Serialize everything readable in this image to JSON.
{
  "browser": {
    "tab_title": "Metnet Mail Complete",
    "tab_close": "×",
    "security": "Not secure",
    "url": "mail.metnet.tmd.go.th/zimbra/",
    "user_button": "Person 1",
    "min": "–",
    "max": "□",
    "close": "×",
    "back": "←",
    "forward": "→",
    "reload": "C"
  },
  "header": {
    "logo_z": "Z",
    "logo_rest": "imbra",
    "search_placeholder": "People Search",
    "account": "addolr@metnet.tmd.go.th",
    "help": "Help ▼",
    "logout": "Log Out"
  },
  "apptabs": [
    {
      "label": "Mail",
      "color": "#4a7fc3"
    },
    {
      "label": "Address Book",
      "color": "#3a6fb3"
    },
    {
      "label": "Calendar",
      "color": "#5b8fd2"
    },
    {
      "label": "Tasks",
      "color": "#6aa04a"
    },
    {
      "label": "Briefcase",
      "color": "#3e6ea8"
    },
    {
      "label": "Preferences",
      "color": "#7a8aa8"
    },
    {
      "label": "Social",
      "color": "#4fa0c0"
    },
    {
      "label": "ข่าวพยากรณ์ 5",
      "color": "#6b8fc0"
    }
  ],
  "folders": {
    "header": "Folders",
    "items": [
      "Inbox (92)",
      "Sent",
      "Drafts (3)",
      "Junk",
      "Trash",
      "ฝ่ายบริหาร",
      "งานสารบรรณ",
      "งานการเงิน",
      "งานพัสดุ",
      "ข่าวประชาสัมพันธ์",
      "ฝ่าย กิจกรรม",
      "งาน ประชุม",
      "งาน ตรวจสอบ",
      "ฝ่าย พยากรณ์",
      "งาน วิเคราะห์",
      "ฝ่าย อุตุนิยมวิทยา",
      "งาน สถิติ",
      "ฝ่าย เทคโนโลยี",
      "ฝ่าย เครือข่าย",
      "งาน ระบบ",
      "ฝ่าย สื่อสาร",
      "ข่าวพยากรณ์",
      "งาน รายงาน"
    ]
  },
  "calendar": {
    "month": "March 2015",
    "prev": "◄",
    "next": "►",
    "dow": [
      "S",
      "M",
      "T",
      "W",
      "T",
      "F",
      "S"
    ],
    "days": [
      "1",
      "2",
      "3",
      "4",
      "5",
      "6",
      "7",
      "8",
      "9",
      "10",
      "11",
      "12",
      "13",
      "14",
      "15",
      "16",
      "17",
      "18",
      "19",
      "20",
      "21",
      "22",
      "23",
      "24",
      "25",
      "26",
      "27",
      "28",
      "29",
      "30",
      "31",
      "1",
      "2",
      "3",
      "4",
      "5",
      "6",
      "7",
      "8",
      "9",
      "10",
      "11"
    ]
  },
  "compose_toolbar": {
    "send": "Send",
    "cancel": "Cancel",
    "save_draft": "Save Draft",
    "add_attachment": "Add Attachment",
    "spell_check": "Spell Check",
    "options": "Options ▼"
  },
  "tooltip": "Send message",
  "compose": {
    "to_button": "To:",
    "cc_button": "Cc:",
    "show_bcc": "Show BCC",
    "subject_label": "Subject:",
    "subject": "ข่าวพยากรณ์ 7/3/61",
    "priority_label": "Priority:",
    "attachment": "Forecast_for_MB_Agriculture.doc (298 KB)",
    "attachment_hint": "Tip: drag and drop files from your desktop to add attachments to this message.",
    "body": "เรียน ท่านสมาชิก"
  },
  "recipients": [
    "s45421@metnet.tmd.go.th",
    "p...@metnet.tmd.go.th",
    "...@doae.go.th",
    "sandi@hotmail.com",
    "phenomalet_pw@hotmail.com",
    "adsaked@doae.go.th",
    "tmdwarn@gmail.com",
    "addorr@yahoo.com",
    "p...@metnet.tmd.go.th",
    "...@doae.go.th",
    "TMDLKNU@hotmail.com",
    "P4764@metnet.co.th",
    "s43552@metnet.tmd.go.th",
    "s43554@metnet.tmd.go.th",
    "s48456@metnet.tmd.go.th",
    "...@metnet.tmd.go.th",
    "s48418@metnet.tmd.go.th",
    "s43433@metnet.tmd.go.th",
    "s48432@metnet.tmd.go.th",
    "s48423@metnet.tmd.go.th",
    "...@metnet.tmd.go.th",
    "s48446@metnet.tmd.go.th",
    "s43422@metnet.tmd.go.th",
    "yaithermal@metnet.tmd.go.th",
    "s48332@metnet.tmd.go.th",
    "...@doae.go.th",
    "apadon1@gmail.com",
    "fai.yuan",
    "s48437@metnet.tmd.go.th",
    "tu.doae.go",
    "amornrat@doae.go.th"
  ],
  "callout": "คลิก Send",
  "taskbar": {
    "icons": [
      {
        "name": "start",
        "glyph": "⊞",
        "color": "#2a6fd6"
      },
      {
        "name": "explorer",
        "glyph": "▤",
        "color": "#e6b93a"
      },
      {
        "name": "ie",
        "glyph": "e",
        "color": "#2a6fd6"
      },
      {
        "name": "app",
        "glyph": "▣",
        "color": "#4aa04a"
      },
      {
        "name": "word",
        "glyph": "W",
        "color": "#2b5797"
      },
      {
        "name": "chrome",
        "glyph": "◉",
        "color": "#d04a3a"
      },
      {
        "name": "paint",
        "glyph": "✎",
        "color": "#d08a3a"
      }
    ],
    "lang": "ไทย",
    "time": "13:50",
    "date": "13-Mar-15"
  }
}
+++
> _What the exercise asks_
Pull out all lines from the entries above that include the word "name".

> _Solved exercise_
        "name": "start",
        "name": "explorer",
        "name": "ie",
        "name": "app",
        "name": "word",
        "name": "chrome",
        "name": "paint",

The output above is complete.